**Task goal:**
Where a line of the listing below includes the word "English", reproduce that line.

**Data supplied:**
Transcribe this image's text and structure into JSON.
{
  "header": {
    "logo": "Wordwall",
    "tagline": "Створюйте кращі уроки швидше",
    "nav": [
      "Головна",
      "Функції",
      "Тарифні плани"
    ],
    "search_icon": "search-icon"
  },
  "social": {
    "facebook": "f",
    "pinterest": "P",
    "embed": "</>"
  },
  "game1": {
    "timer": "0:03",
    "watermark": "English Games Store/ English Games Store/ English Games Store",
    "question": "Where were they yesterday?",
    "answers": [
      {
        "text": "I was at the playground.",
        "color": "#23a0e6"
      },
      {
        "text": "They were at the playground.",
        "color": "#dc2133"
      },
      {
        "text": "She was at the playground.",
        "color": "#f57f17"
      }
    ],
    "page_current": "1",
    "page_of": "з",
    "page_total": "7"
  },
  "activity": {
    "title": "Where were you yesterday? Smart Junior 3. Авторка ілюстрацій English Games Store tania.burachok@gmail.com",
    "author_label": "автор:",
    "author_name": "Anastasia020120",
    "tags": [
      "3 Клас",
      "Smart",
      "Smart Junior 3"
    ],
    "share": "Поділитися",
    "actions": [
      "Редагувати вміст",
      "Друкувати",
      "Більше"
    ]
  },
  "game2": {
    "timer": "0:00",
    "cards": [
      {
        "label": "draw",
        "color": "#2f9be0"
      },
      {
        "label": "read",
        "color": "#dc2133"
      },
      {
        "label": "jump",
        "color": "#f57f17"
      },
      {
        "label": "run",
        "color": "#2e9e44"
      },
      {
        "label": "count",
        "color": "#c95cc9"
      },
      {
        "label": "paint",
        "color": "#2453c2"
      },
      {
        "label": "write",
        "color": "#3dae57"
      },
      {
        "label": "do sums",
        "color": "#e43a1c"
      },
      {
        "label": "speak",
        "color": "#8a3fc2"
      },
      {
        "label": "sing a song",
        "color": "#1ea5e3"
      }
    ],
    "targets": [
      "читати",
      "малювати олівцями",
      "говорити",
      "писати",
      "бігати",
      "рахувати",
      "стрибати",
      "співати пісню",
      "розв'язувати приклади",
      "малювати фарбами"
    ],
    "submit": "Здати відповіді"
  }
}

**Full output:**
    "watermark": "English Games Store/ English Games Store/ English Games Store",
    "title": "Where were you yesterday? Smart Junior 3. Авторка ілюстрацій English Games Store tania.burachok@gmail.com",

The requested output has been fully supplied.